REQUIRED WORK: Repeat everything from the line that contains "bullet-list-icon[interactable]: ≡ <box>603" down to the line that contains "align-right-icon[interactable]: ≡ <box>406", including both of those lines.

━━ SUPPLIED RECORDS ━━

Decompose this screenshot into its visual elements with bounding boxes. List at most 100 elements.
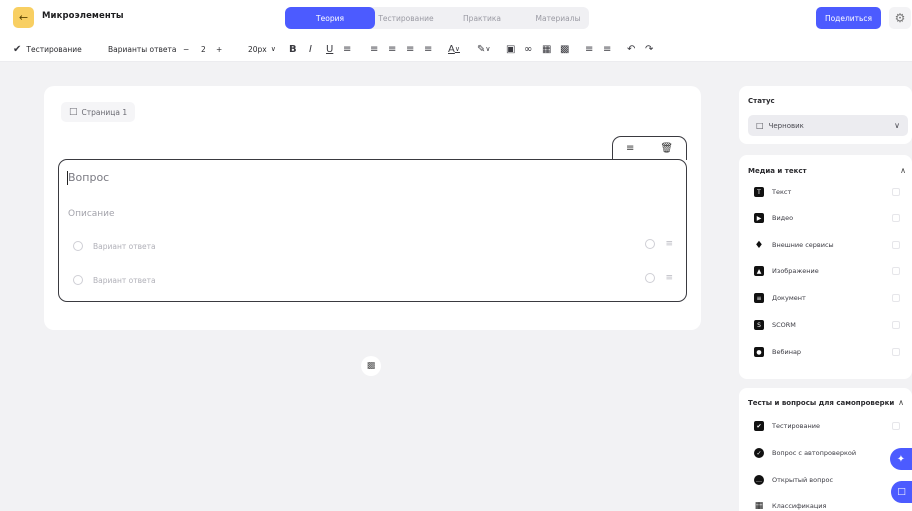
bullet-list-icon[interactable]: ≡ <box>603 36 611 62</box>
drag-handle-icon[interactable]: ≡ <box>626 143 634 154</box>
media-item-label: Вебинар <box>772 348 802 356</box>
answers-count[interactable]: 2 <box>201 36 206 62</box>
align-left-icon[interactable]: ≡ <box>370 36 378 62</box>
page-tab[interactable]: □ Страница 1 <box>61 102 136 122</box>
tab-materials[interactable]: Материалы <box>527 7 589 29</box>
text-color-icon[interactable]: A ∨ <box>448 36 460 62</box>
item-checkbox[interactable] <box>892 294 900 302</box>
chevron-up-icon[interactable]: ∧ <box>898 398 904 407</box>
page-title: Микроэлементы <box>42 11 124 21</box>
chevron-down-icon: ∨ <box>894 121 900 130</box>
top-bar: ← Микроэлементы Теория Тестирование Прак… <box>0 0 912 36</box>
media-panel: Медиа и текст ∧ T Текст ▶ Видео ♦ Внешни… <box>739 155 912 379</box>
decrease-answers-button[interactable]: − <box>183 36 189 62</box>
item-checkbox[interactable] <box>892 241 900 249</box>
item-checkbox[interactable] <box>892 422 900 430</box>
magic-wand-button[interactable]: ✦ <box>890 448 912 470</box>
camera-icon: ● <box>754 347 764 357</box>
arrow-left-icon: ← <box>18 11 29 24</box>
tab-testing[interactable]: Тестирование <box>375 7 437 29</box>
image-icon[interactable]: ▣ <box>506 36 515 62</box>
align-right-icon[interactable]: ≡ <box>406 36 414 62</box>
media-item-label: Внешние сервисы <box>772 241 834 249</box>
test-item-label: Открытый вопрос <box>772 476 834 484</box>
editor-card: □ Страница 1 ≡ 🗑 Вопрос Описание Вариант… <box>44 86 701 330</box>
bold-icon[interactable]: B <box>289 36 297 62</box>
test-item-open-question[interactable]: … Открытый вопрос <box>754 473 904 487</box>
media-item-label: Видео <box>772 214 794 222</box>
add-page-icon: ▩ <box>366 361 376 371</box>
status-title: Статус <box>748 97 775 105</box>
chevron-up-icon[interactable]: ∧ <box>900 166 906 175</box>
chevron-down-icon: ∨ <box>270 45 276 53</box>
italic-icon[interactable]: I <box>309 36 312 62</box>
radio-button[interactable] <box>73 241 83 251</box>
puzzle-icon: ♦ <box>754 239 764 251</box>
answer-option-controls: ≡ <box>645 239 673 249</box>
undo-icon[interactable]: ↶ <box>627 36 635 62</box>
back-button[interactable]: ← <box>13 7 34 28</box>
underline-icon[interactable]: U <box>326 36 333 62</box>
test-item-label: Вопрос с автопроверкой <box>772 449 857 457</box>
correct-toggle-icon[interactable] <box>645 273 656 283</box>
testing-icon: ✔ <box>754 421 764 431</box>
align-justify-icon[interactable]: ≡ <box>424 36 432 62</box>
media-item-video[interactable]: ▶ Видео <box>754 211 904 225</box>
test-item-testing[interactable]: ✔ Тестирование <box>754 419 904 433</box>
share-button[interactable]: Поделиться <box>816 7 881 29</box>
block-type-indicator: ✔ Тестирование <box>13 36 82 62</box>
font-size-value: 20px <box>248 44 267 54</box>
align-center-icon[interactable]: ≡ <box>388 36 396 62</box>
drag-handle-icon[interactable]: ≡ <box>665 239 673 249</box>
description-input[interactable]: Описание <box>68 209 115 219</box>
tab-theory[interactable]: Теория <box>285 7 375 29</box>
link-icon[interactable]: ∞ <box>524 36 532 62</box>
answer-option-input[interactable]: Вариант ответа <box>93 242 156 251</box>
media-item-text[interactable]: T Текст <box>754 185 904 199</box>
list-icon[interactable]: ≡ <box>343 36 351 62</box>
document-icon: ≡ <box>754 293 764 303</box>
radio-button[interactable] <box>73 275 83 285</box>
correct-toggle-icon[interactable] <box>645 239 656 249</box>
highlight-icon[interactable]: ✎ ∨ <box>477 36 491 62</box>
item-checkbox[interactable] <box>892 321 900 329</box>
font-size-select[interactable]: 20px ∨ <box>248 36 276 62</box>
settings-button[interactable]: ⚙ <box>889 7 911 29</box>
redo-icon[interactable]: ↷ <box>645 36 653 62</box>
answers-label: Варианты ответа <box>108 44 177 54</box>
block-type-label: Тестирование <box>26 44 82 54</box>
media-item-label: SCORM <box>772 321 796 329</box>
chat-icon: … <box>754 475 764 485</box>
media-item-image[interactable]: ▲ Изображение <box>754 264 904 278</box>
chat-button[interactable]: □ <box>891 481 912 503</box>
item-checkbox[interactable] <box>892 214 900 222</box>
answer-option-input[interactable]: Вариант ответа <box>93 276 156 285</box>
media-item-webinar[interactable]: ● Вебинар <box>754 345 904 359</box>
trash-icon[interactable]: 🗑 <box>660 143 673 154</box>
drag-handle-icon[interactable]: ≡ <box>665 273 673 283</box>
answer-option: Вариант ответа ≡ <box>73 273 673 287</box>
classification-icon: ▦ <box>754 501 764 511</box>
test-item-autocheck[interactable]: ✓ Вопрос с автопроверкой <box>754 446 904 460</box>
item-checkbox[interactable] <box>892 188 900 196</box>
test-item-classification[interactable]: ▦ Классификация <box>754 499 904 511</box>
media-item-scorm[interactable]: S SCORM <box>754 318 904 332</box>
media-item-label: Изображение <box>772 267 819 275</box>
ordered-list-icon[interactable]: ≡ <box>585 36 593 62</box>
add-page-button[interactable]: ▩ <box>361 356 381 376</box>
media-item-document[interactable]: ≡ Документ <box>754 291 904 305</box>
item-checkbox[interactable] <box>892 267 900 275</box>
table-icon[interactable]: ▦ <box>542 36 551 62</box>
tab-practice[interactable]: Практика <box>437 7 527 29</box>
media-item-external[interactable]: ♦ Внешние сервисы <box>754 238 904 252</box>
magic-wand-icon: ✦ <box>896 453 906 465</box>
question-input[interactable]: Вопрос <box>68 171 109 184</box>
status-panel: Статус □ Черновик ∨ <box>739 86 912 144</box>
tab-bar: Теория Тестирование Практика Материалы <box>285 7 589 29</box>
draft-icon: □ <box>756 121 764 130</box>
embed-icon[interactable]: ▩ <box>560 36 569 62</box>
page-icon: □ <box>69 107 78 117</box>
increase-answers-button[interactable]: + <box>216 36 222 62</box>
status-select[interactable]: □ Черновик ∨ <box>748 115 908 136</box>
item-checkbox[interactable] <box>892 348 900 356</box>
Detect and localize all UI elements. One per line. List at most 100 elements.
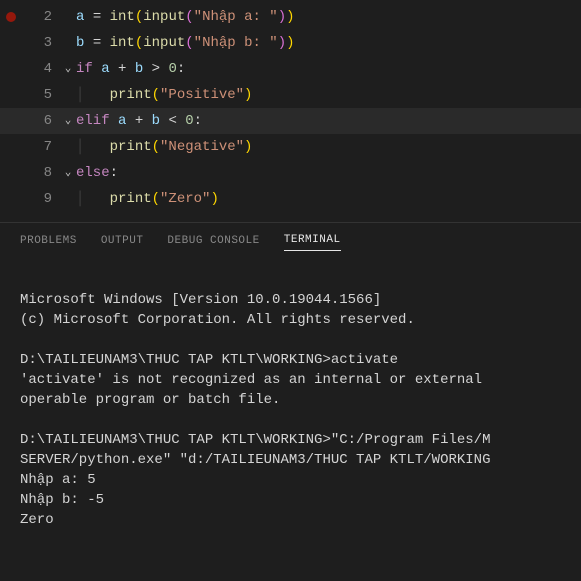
line-number: 3: [0, 30, 60, 56]
token: (: [152, 87, 160, 103]
fold-icon[interactable]: ⌄: [60, 56, 76, 82]
token: [126, 113, 134, 129]
token: (: [135, 35, 143, 51]
token: b: [152, 113, 160, 129]
line-number: 5: [0, 82, 60, 108]
token: (: [152, 139, 160, 155]
token: if: [76, 61, 93, 77]
token: [84, 9, 92, 25]
line-number: 4: [0, 56, 60, 82]
token: :: [194, 113, 202, 129]
code-content[interactable]: │ print("Negative"): [76, 134, 252, 160]
token: (: [135, 9, 143, 25]
token: ): [278, 35, 286, 51]
token: 0: [168, 61, 176, 77]
token: [101, 9, 109, 25]
code-line[interactable]: 5 │ print("Positive"): [0, 82, 581, 108]
terminal-line: D:\TAILIEUNAM3\THUC TAP KTLT\WORKING>"C:…: [20, 430, 561, 450]
code-line[interactable]: 4⌄if a + b > 0:: [0, 56, 581, 82]
code-line[interactable]: 6⌄elif a + b < 0:: [0, 108, 581, 134]
token: ): [286, 35, 294, 51]
terminal-line: [20, 270, 561, 290]
token: <: [168, 113, 176, 129]
line-number: 6: [0, 108, 60, 134]
terminal-line: D:\TAILIEUNAM3\THUC TAP KTLT\WORKING>act…: [20, 350, 561, 370]
token: print: [110, 191, 152, 207]
token: a: [101, 61, 109, 77]
terminal-line: SERVER/python.exe" "d:/TAILIEUNAM3/THUC …: [20, 450, 561, 470]
terminal-line: (c) Microsoft Corporation. All rights re…: [20, 310, 561, 330]
token: [143, 61, 151, 77]
terminal-line: 'activate' is not recognized as an inter…: [20, 370, 561, 390]
token: :: [177, 61, 185, 77]
token: "Positive": [160, 87, 244, 103]
line-number: 8: [0, 160, 60, 186]
token: :: [110, 165, 118, 181]
token: ): [286, 9, 294, 25]
fold-icon[interactable]: ⌄: [60, 108, 76, 134]
token: [143, 113, 151, 129]
code-editor[interactable]: 2a = int(input("Nhập a: "))3b = int(inpu…: [0, 0, 581, 222]
code-line[interactable]: 2a = int(input("Nhập a: ")): [0, 4, 581, 30]
code-content[interactable]: a = int(input("Nhập a: ")): [76, 4, 295, 30]
terminal-line: operable program or batch file.: [20, 390, 561, 410]
token: ): [244, 139, 252, 155]
line-number: 7: [0, 134, 60, 160]
code-content[interactable]: elif a + b < 0:: [76, 108, 202, 134]
terminal-line: [20, 410, 561, 430]
indent-guide: │: [76, 139, 110, 155]
tab-output[interactable]: OUTPUT: [101, 231, 144, 251]
token: [84, 35, 92, 51]
token: [93, 61, 101, 77]
indent-guide: │: [76, 191, 110, 207]
code-content[interactable]: else:: [76, 160, 118, 186]
terminal-output[interactable]: Microsoft Windows [Version 10.0.19044.15…: [0, 258, 581, 581]
token: int: [110, 35, 135, 51]
token: "Negative": [160, 139, 244, 155]
tab-terminal[interactable]: TERMINAL: [284, 230, 341, 251]
code-line[interactable]: 3b = int(input("Nhập b: ")): [0, 30, 581, 56]
token: [110, 61, 118, 77]
terminal-line: Zero: [20, 510, 561, 530]
token: "Nhập a: ": [194, 9, 278, 25]
terminal-line: Nhập b: -5: [20, 490, 561, 510]
panel-tabbar: PROBLEMS OUTPUT DEBUG CONSOLE TERMINAL: [0, 223, 581, 258]
token: 0: [185, 113, 193, 129]
token: ): [210, 191, 218, 207]
token: elif: [76, 113, 110, 129]
token: >: [152, 61, 160, 77]
tab-problems[interactable]: PROBLEMS: [20, 231, 77, 251]
code-content[interactable]: │ print("Zero"): [76, 186, 219, 212]
terminal-line: Microsoft Windows [Version 10.0.19044.15…: [20, 290, 561, 310]
bottom-panel: PROBLEMS OUTPUT DEBUG CONSOLE TERMINAL Micr…: [0, 222, 581, 581]
token: ): [244, 87, 252, 103]
code-content[interactable]: │ print("Positive"): [76, 82, 252, 108]
line-number: 9: [0, 186, 60, 212]
token: [110, 113, 118, 129]
token: "Nhập b: ": [194, 35, 278, 51]
token: else: [76, 165, 110, 181]
token: +: [135, 113, 143, 129]
code-content[interactable]: if a + b > 0:: [76, 56, 185, 82]
token: print: [110, 139, 152, 155]
code-line[interactable]: 7 │ print("Negative"): [0, 134, 581, 160]
token: =: [93, 35, 101, 51]
token: ): [278, 9, 286, 25]
tab-debug-console[interactable]: DEBUG CONSOLE: [167, 231, 259, 251]
code-line[interactable]: 9 │ print("Zero"): [0, 186, 581, 212]
token: input: [143, 35, 185, 51]
token: input: [143, 9, 185, 25]
token: [101, 35, 109, 51]
indent-guide: │: [76, 87, 110, 103]
breakpoint-icon[interactable]: [6, 12, 16, 22]
token: [177, 113, 185, 129]
code-content[interactable]: b = int(input("Nhập b: ")): [76, 30, 295, 56]
token: (: [152, 191, 160, 207]
code-line[interactable]: 8⌄else:: [0, 160, 581, 186]
token: "Zero": [160, 191, 210, 207]
token: print: [110, 87, 152, 103]
token: b: [135, 61, 143, 77]
token: (: [185, 9, 193, 25]
token: =: [93, 9, 101, 25]
fold-icon[interactable]: ⌄: [60, 160, 76, 186]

━━━

TASK RESPONSE:
bullet-list-icon[interactable]: ≡ <box>603 36 611 62</box>
drag-handle-icon[interactable]: ≡ <box>626 143 634 154</box>
media-item-label: Вебинар <box>772 348 802 356</box>
answers-count[interactable]: 2 <box>201 36 206 62</box>
align-left-icon[interactable]: ≡ <box>370 36 378 62</box>
page-tab[interactable]: □ Страница 1 <box>61 102 136 122</box>
tab-materials[interactable]: Материалы <box>527 7 589 29</box>
text-color-icon[interactable]: A ∨ <box>448 36 460 62</box>
item-checkbox[interactable] <box>892 294 900 302</box>
chevron-up-icon[interactable]: ∧ <box>898 398 904 407</box>
page-title: Микроэлементы <box>42 11 124 21</box>
chevron-down-icon: ∨ <box>894 121 900 130</box>
top-bar: ← Микроэлементы Теория Тестирование Прак… <box>0 0 912 36</box>
media-panel: Медиа и текст ∧ T Текст ▶ Видео ♦ Внешни… <box>739 155 912 379</box>
decrease-answers-button[interactable]: − <box>183 36 189 62</box>
item-checkbox[interactable] <box>892 241 900 249</box>
item-checkbox[interactable] <box>892 422 900 430</box>
magic-wand-button[interactable]: ✦ <box>890 448 912 470</box>
camera-icon: ● <box>754 347 764 357</box>
arrow-left-icon: ← <box>18 11 29 24</box>
tab-testing[interactable]: Тестирование <box>375 7 437 29</box>
image-icon[interactable]: ▣ <box>506 36 515 62</box>
align-right-icon[interactable]: ≡ <box>406 36 414 62</box>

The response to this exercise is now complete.